INSTRUCTIONS FOR THE TASK: Copy every line of the data that contains the string "JSON".

RECORD SET:
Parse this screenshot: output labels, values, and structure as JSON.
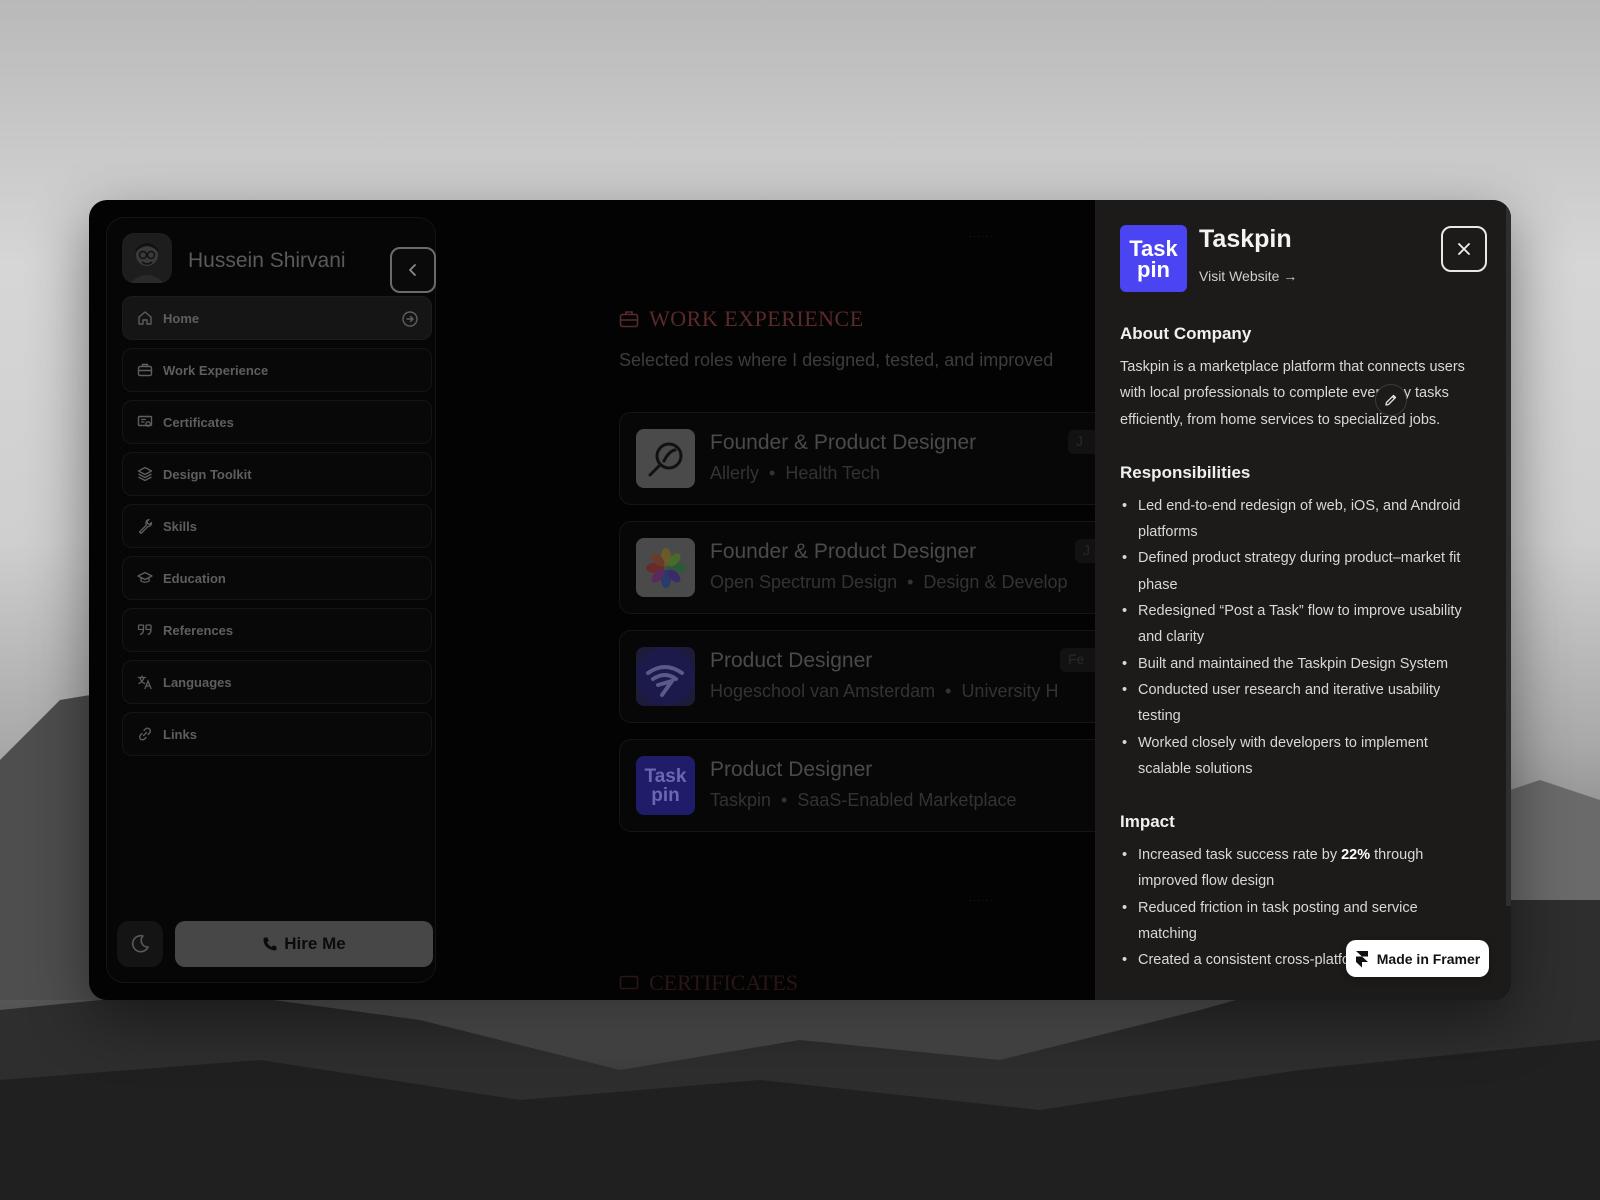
{
  "profile": {
    "name": "Hussein Shirvani"
  },
  "nav": {
    "items": [
      {
        "label": "Home",
        "icon": "home-icon"
      },
      {
        "label": "Work Experience",
        "icon": "briefcase-icon"
      },
      {
        "label": "Certificates",
        "icon": "certificate-icon"
      },
      {
        "label": "Design Toolkit",
        "icon": "layers-icon"
      },
      {
        "label": "Skills",
        "icon": "wrench-icon"
      },
      {
        "label": "Education",
        "icon": "graduation-cap-icon"
      },
      {
        "label": "References",
        "icon": "quote-icon"
      },
      {
        "label": "Languages",
        "icon": "translate-icon"
      },
      {
        "label": "Links",
        "icon": "link-icon"
      }
    ]
  },
  "footer": {
    "hire_label": "Hire Me"
  },
  "main": {
    "section_title": "WORK EXPERIENCE",
    "section_subtitle": "Selected roles where I designed, tested, and improved",
    "jobs": [
      {
        "title": "Founder & Product Designer",
        "company": "Allerly",
        "category": "Health Tech",
        "tag": "J"
      },
      {
        "title": "Founder & Product Designer",
        "company": "Open Spectrum Design",
        "category": "Design & Develop",
        "tag": "J"
      },
      {
        "title": "Product Designer",
        "company": "Hogeschool van Amsterdam",
        "category": "University H",
        "tag": "Fe"
      },
      {
        "title": "Product Designer",
        "company": "Taskpin",
        "category": "SaaS-Enabled Marketplace",
        "tag": ""
      }
    ],
    "next_section_title": "CERTIFICATES",
    "logo_text": {
      "line1": "Task",
      "line2": "pin"
    }
  },
  "panel": {
    "company": "Taskpin",
    "logo_text": {
      "line1": "Task",
      "line2": "pin"
    },
    "visit_label": "Visit Website →",
    "about_heading": "About Company",
    "about_text": "Taskpin is a marketplace platform that connects users with local professionals to complete everyday tasks efficiently, from home services to specialized jobs.",
    "responsibilities_heading": "Responsibilities",
    "responsibilities": [
      "Led end-to-end redesign of web, iOS, and Android platforms",
      "Defined product strategy during product–market fit phase",
      "Redesigned “Post a Task” flow to improve usability and clarity",
      "Built and maintained the Taskpin Design System",
      "Conducted user research and iterative usability testing",
      "Worked closely with developers to implement scalable solutions"
    ],
    "impact_heading": "Impact",
    "impact": {
      "item1_before": "Increased task success rate by ",
      "item1_bold": "22%",
      "item1_after": " through improved flow design",
      "item2": "Reduced friction in task posting and service matching",
      "item3": "Created a consistent cross-platform user"
    }
  },
  "badge": {
    "label": "Made in Framer"
  },
  "colors": {
    "accent_purple": "#4a44f2",
    "panel_bg": "#1c1b1a",
    "app_bg": "#030303"
  }
}
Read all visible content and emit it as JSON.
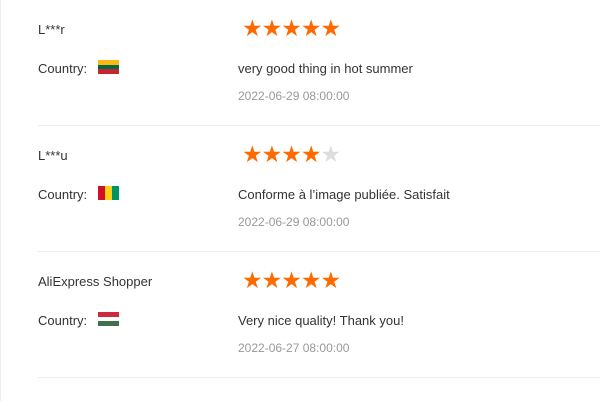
{
  "country_label": "Country:",
  "colors": {
    "star_on": "#ff6a00",
    "star_off": "#dddddd"
  },
  "reviews": [
    {
      "user": "L***r",
      "country_label": "Country:",
      "flag": {
        "name": "lithuania-flag-icon",
        "stripes": [
          "#fdb913",
          "#006a44",
          "#c1272d"
        ]
      },
      "rating": 5,
      "text": "very good thing in hot summer",
      "date": "2022-06-29 08:00:00"
    },
    {
      "user": "L***u",
      "country_label": "Country:",
      "flag": {
        "name": "guinea-flag-icon",
        "stripes": [
          "#ce1126",
          "#fcd116",
          "#009460"
        ]
      },
      "rating": 4,
      "text": "Conforme à l’image publiée. Satisfait",
      "date": "2022-06-29 08:00:00"
    },
    {
      "user": "AliExpress Shopper",
      "country_label": "Country:",
      "flag": {
        "name": "hungary-flag-icon",
        "stripes": [
          "#cd2a3e",
          "#ffffff",
          "#436f4d"
        ]
      },
      "rating": 5,
      "text": "Very nice quality! Thank you!",
      "date": "2022-06-27 08:00:00"
    }
  ]
}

THE OUTPUT:
Parse this screenshot: output labels, values, and structure as JSON.
Read all visible content and emit it as JSON.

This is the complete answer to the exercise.